### What is needed
Find each line containing the string "section" and return it.

### Task data
_____

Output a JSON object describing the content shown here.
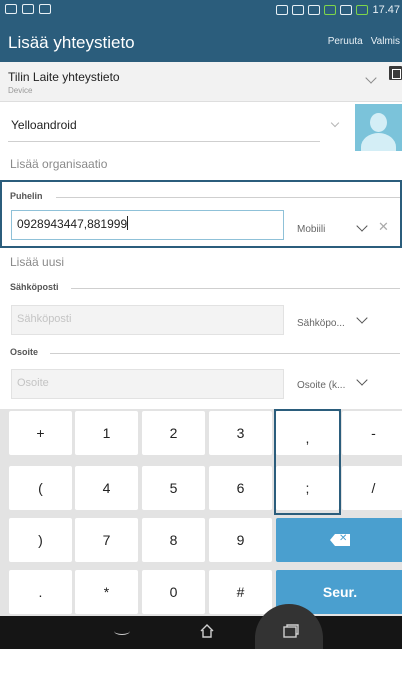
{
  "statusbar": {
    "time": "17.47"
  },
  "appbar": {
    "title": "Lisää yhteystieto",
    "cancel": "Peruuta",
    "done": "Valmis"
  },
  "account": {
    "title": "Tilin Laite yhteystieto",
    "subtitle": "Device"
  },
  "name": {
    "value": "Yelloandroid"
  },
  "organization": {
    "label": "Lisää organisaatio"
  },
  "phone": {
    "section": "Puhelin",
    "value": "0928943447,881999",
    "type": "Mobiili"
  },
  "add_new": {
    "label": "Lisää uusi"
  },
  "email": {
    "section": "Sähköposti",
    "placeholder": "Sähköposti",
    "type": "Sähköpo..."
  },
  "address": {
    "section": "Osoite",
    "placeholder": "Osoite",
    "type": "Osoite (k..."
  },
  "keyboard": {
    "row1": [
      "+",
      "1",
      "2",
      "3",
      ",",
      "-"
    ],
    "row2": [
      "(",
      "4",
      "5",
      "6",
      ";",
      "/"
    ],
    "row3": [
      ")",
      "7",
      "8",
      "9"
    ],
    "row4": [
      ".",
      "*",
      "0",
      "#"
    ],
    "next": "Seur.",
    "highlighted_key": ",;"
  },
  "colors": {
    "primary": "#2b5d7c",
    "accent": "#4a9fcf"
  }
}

_____

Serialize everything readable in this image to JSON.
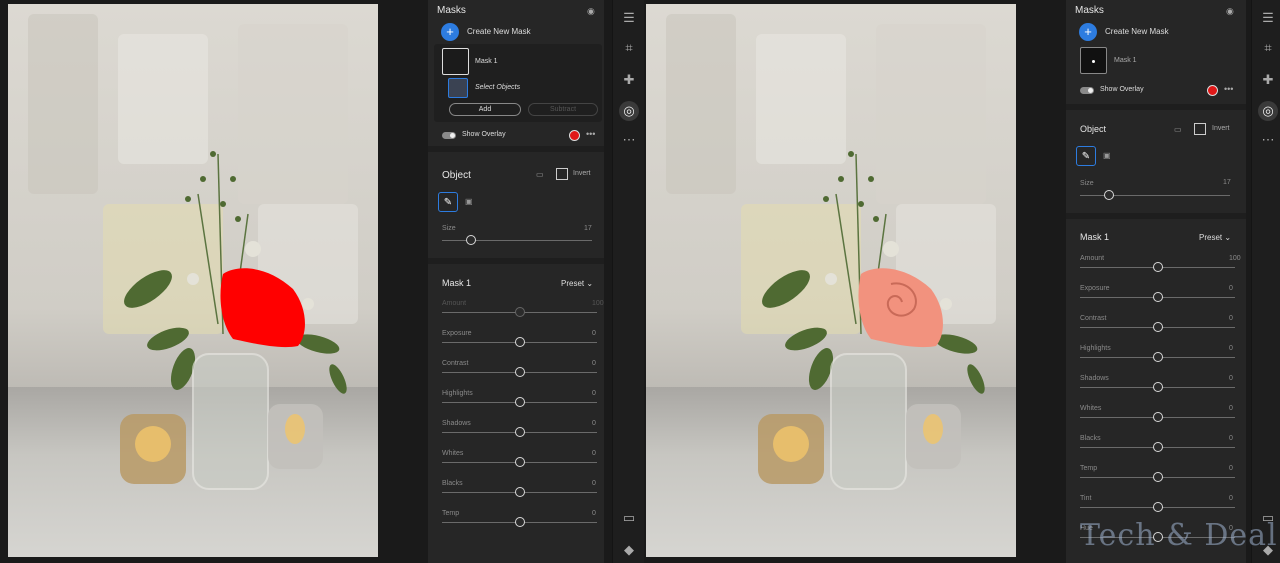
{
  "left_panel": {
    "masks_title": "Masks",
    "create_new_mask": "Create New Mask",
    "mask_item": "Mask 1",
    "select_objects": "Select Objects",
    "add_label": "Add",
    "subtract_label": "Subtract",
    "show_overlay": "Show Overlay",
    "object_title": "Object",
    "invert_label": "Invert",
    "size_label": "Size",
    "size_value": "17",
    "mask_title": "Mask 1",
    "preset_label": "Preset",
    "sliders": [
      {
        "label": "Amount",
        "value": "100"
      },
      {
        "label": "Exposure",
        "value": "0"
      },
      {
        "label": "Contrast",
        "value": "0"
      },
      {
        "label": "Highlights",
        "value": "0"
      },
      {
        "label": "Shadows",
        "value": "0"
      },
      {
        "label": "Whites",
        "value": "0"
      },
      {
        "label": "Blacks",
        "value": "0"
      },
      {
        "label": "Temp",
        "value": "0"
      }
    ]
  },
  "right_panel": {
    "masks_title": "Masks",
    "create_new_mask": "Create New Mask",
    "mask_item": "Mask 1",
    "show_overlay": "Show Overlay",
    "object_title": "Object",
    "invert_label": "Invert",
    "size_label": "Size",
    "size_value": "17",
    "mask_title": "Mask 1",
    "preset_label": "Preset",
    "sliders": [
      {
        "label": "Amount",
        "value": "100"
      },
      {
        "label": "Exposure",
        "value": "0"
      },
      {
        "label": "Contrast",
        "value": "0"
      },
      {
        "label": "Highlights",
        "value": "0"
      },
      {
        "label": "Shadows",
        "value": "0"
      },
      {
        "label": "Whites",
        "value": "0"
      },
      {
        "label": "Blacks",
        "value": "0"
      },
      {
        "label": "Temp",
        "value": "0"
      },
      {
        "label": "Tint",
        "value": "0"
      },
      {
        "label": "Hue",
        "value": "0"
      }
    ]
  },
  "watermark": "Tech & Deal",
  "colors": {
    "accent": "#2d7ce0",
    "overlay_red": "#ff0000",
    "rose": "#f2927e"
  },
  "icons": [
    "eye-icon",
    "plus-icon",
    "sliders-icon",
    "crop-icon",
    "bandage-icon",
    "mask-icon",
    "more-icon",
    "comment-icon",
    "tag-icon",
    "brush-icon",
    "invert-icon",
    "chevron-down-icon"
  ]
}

_____

### Solution for this problem
    "section": "Puhelin",
    "section": "Sähköposti",
    "section": "Osoite",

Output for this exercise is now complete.